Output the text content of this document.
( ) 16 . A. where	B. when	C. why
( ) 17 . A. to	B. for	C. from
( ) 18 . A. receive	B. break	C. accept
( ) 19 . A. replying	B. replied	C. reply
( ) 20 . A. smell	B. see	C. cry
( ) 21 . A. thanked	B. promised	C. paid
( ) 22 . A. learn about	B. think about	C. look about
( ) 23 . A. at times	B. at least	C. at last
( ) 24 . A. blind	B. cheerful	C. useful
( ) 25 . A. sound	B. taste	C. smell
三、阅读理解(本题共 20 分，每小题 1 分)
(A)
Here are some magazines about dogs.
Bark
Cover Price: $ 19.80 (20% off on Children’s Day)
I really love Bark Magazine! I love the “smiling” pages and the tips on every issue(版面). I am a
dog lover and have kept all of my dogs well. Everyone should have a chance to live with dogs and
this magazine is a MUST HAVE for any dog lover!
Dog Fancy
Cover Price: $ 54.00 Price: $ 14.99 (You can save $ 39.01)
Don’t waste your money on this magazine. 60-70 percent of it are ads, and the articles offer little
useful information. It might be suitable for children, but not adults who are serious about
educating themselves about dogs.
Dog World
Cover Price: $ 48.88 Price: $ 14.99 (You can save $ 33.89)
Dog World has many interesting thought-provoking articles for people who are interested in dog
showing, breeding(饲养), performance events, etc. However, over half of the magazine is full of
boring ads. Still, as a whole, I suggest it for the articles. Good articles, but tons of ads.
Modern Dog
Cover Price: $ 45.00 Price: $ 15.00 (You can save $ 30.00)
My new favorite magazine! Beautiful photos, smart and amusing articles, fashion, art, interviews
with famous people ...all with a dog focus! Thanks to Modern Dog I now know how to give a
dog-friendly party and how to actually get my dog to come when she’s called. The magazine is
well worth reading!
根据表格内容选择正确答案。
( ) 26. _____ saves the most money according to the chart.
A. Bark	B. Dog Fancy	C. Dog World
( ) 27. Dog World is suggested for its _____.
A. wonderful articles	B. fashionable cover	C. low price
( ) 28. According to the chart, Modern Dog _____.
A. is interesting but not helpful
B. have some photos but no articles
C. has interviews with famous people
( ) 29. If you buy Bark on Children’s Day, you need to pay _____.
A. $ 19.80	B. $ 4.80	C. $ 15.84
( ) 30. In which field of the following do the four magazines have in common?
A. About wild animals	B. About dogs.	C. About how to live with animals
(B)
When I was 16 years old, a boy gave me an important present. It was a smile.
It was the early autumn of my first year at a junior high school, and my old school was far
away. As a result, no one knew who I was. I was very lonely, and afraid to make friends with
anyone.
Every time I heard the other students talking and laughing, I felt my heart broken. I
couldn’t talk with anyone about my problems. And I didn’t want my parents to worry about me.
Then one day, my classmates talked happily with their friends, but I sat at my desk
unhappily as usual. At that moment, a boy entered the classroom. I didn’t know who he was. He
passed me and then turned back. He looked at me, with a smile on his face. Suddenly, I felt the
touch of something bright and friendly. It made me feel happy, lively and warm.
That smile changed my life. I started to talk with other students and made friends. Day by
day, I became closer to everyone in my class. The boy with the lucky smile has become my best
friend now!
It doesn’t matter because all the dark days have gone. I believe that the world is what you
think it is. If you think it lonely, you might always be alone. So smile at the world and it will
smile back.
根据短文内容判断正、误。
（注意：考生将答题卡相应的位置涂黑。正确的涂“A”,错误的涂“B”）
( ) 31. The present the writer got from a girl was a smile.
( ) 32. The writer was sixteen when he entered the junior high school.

# Job
Collect the lines that hold "junior".

# Response to the exercise
It was the early autumn of my first year at a junior high school, and my old school was far
( ) 32. The writer was sixteen when he entered the junior high school.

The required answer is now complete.